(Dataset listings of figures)

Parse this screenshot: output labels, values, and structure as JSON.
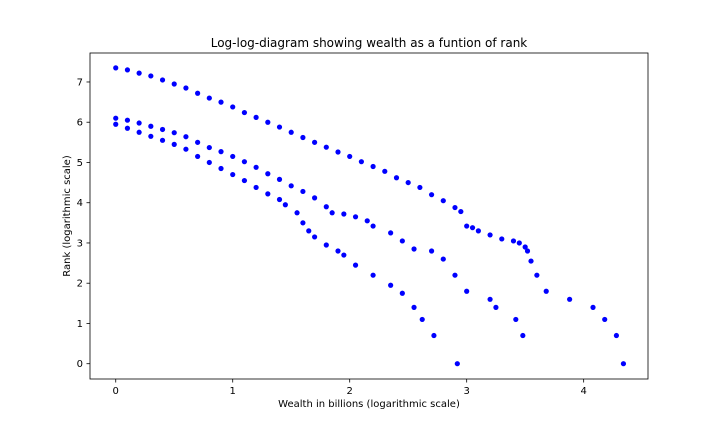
{
  "chart_data": {
    "type": "scatter",
    "title": "Log-log-diagram showing wealth as a funtion of rank",
    "xlabel": "Wealth in billions (logarithmic scale)",
    "ylabel": "Rank (logarithmic scale)",
    "xlim": [
      -0.22,
      4.55
    ],
    "ylim": [
      -0.38,
      7.72
    ],
    "xticks": [
      0,
      1,
      2,
      3,
      4
    ],
    "yticks": [
      0,
      1,
      2,
      3,
      4,
      5,
      6,
      7
    ],
    "grid": false,
    "marker_color": "#0000ff",
    "series": [
      {
        "x": [
          0,
          0.1,
          0.2,
          0.3,
          0.4,
          0.5,
          0.6,
          0.7,
          0.8,
          0.9,
          1.0,
          1.1,
          1.2,
          1.3,
          1.4,
          1.5,
          1.6,
          1.7,
          1.8,
          1.9,
          2.0,
          2.1,
          2.2,
          2.3,
          2.4,
          2.5,
          2.6,
          2.7,
          2.8,
          2.9,
          2.95,
          3.0,
          3.05,
          3.1,
          3.2,
          3.3,
          3.4,
          3.45,
          3.5,
          3.52,
          3.55,
          3.6,
          3.68,
          3.88,
          4.08,
          4.18,
          4.28,
          4.34
        ],
        "y": [
          7.35,
          7.3,
          7.22,
          7.15,
          7.05,
          6.95,
          6.85,
          6.72,
          6.6,
          6.5,
          6.38,
          6.24,
          6.12,
          6.0,
          5.88,
          5.75,
          5.62,
          5.5,
          5.38,
          5.26,
          5.15,
          5.02,
          4.9,
          4.78,
          4.62,
          4.5,
          4.38,
          4.2,
          4.05,
          3.88,
          3.78,
          3.42,
          3.38,
          3.3,
          3.2,
          3.1,
          3.05,
          3.0,
          2.9,
          2.8,
          2.55,
          2.2,
          1.8,
          1.6,
          1.4,
          1.1,
          0.7,
          0.0
        ]
      },
      {
        "x": [
          0,
          0.1,
          0.2,
          0.3,
          0.4,
          0.5,
          0.6,
          0.7,
          0.8,
          0.9,
          1.0,
          1.1,
          1.2,
          1.3,
          1.4,
          1.5,
          1.6,
          1.7,
          1.8,
          1.85,
          1.95,
          2.05,
          2.15,
          2.2,
          2.35,
          2.45,
          2.55,
          2.7,
          2.8,
          2.9,
          3.0,
          3.2,
          3.25,
          3.42,
          3.48
        ],
        "y": [
          6.1,
          6.05,
          5.98,
          5.9,
          5.82,
          5.74,
          5.64,
          5.5,
          5.37,
          5.27,
          5.15,
          5.02,
          4.88,
          4.72,
          4.58,
          4.42,
          4.28,
          4.12,
          3.9,
          3.75,
          3.72,
          3.65,
          3.55,
          3.42,
          3.25,
          3.05,
          2.85,
          2.8,
          2.6,
          2.2,
          1.8,
          1.6,
          1.4,
          1.1,
          0.7
        ]
      },
      {
        "x": [
          0,
          0.1,
          0.2,
          0.3,
          0.4,
          0.5,
          0.6,
          0.7,
          0.8,
          0.9,
          1.0,
          1.1,
          1.2,
          1.3,
          1.4,
          1.45,
          1.55,
          1.6,
          1.65,
          1.7,
          1.8,
          1.9,
          1.95,
          2.05,
          2.2,
          2.35,
          2.45,
          2.55,
          2.62,
          2.72,
          2.92
        ],
        "y": [
          5.95,
          5.85,
          5.75,
          5.65,
          5.55,
          5.45,
          5.33,
          5.15,
          5.0,
          4.85,
          4.7,
          4.55,
          4.38,
          4.22,
          4.08,
          3.95,
          3.75,
          3.5,
          3.3,
          3.15,
          2.95,
          2.8,
          2.7,
          2.45,
          2.2,
          1.95,
          1.75,
          1.4,
          1.1,
          0.7,
          0.0
        ]
      }
    ]
  }
}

DIRECTIONS –
A faithful copy of the records above is needed, with the pictures left out.

WRITTEN ANSWER –
Parse this screenshot: output labels, values, and structure as JSON.
{
  "chart_data": {
    "type": "scatter",
    "title": "Log-log-diagram showing wealth as a funtion of rank",
    "xlabel": "Wealth in billions (logarithmic scale)",
    "ylabel": "Rank (logarithmic scale)",
    "xlim": [
      -0.22,
      4.55
    ],
    "ylim": [
      -0.38,
      7.72
    ],
    "xticks": [
      0,
      1,
      2,
      3,
      4
    ],
    "yticks": [
      0,
      1,
      2,
      3,
      4,
      5,
      6,
      7
    ],
    "grid": false,
    "marker_color": "#0000ff",
    "series": [
      {
        "x": [
          0,
          0.1,
          0.2,
          0.3,
          0.4,
          0.5,
          0.6,
          0.7,
          0.8,
          0.9,
          1.0,
          1.1,
          1.2,
          1.3,
          1.4,
          1.5,
          1.6,
          1.7,
          1.8,
          1.9,
          2.0,
          2.1,
          2.2,
          2.3,
          2.4,
          2.5,
          2.6,
          2.7,
          2.8,
          2.9,
          2.95,
          3.0,
          3.05,
          3.1,
          3.2,
          3.3,
          3.4,
          3.45,
          3.5,
          3.52,
          3.55,
          3.6,
          3.68,
          3.88,
          4.08,
          4.18,
          4.28,
          4.34
        ],
        "y": [
          7.35,
          7.3,
          7.22,
          7.15,
          7.05,
          6.95,
          6.85,
          6.72,
          6.6,
          6.5,
          6.38,
          6.24,
          6.12,
          6.0,
          5.88,
          5.75,
          5.62,
          5.5,
          5.38,
          5.26,
          5.15,
          5.02,
          4.9,
          4.78,
          4.62,
          4.5,
          4.38,
          4.2,
          4.05,
          3.88,
          3.78,
          3.42,
          3.38,
          3.3,
          3.2,
          3.1,
          3.05,
          3.0,
          2.9,
          2.8,
          2.55,
          2.2,
          1.8,
          1.6,
          1.4,
          1.1,
          0.7,
          0.0
        ]
      },
      {
        "x": [
          0,
          0.1,
          0.2,
          0.3,
          0.4,
          0.5,
          0.6,
          0.7,
          0.8,
          0.9,
          1.0,
          1.1,
          1.2,
          1.3,
          1.4,
          1.5,
          1.6,
          1.7,
          1.8,
          1.85,
          1.95,
          2.05,
          2.15,
          2.2,
          2.35,
          2.45,
          2.55,
          2.7,
          2.8,
          2.9,
          3.0,
          3.2,
          3.25,
          3.42,
          3.48
        ],
        "y": [
          6.1,
          6.05,
          5.98,
          5.9,
          5.82,
          5.74,
          5.64,
          5.5,
          5.37,
          5.27,
          5.15,
          5.02,
          4.88,
          4.72,
          4.58,
          4.42,
          4.28,
          4.12,
          3.9,
          3.75,
          3.72,
          3.65,
          3.55,
          3.42,
          3.25,
          3.05,
          2.85,
          2.8,
          2.6,
          2.2,
          1.8,
          1.6,
          1.4,
          1.1,
          0.7
        ]
      },
      {
        "x": [
          0,
          0.1,
          0.2,
          0.3,
          0.4,
          0.5,
          0.6,
          0.7,
          0.8,
          0.9,
          1.0,
          1.1,
          1.2,
          1.3,
          1.4,
          1.45,
          1.55,
          1.6,
          1.65,
          1.7,
          1.8,
          1.9,
          1.95,
          2.05,
          2.2,
          2.35,
          2.45,
          2.55,
          2.62,
          2.72,
          2.92
        ],
        "y": [
          5.95,
          5.85,
          5.75,
          5.65,
          5.55,
          5.45,
          5.33,
          5.15,
          5.0,
          4.85,
          4.7,
          4.55,
          4.38,
          4.22,
          4.08,
          3.95,
          3.75,
          3.5,
          3.3,
          3.15,
          2.95,
          2.8,
          2.7,
          2.45,
          2.2,
          1.95,
          1.75,
          1.4,
          1.1,
          0.7,
          0.0
        ]
      }
    ]
  }
}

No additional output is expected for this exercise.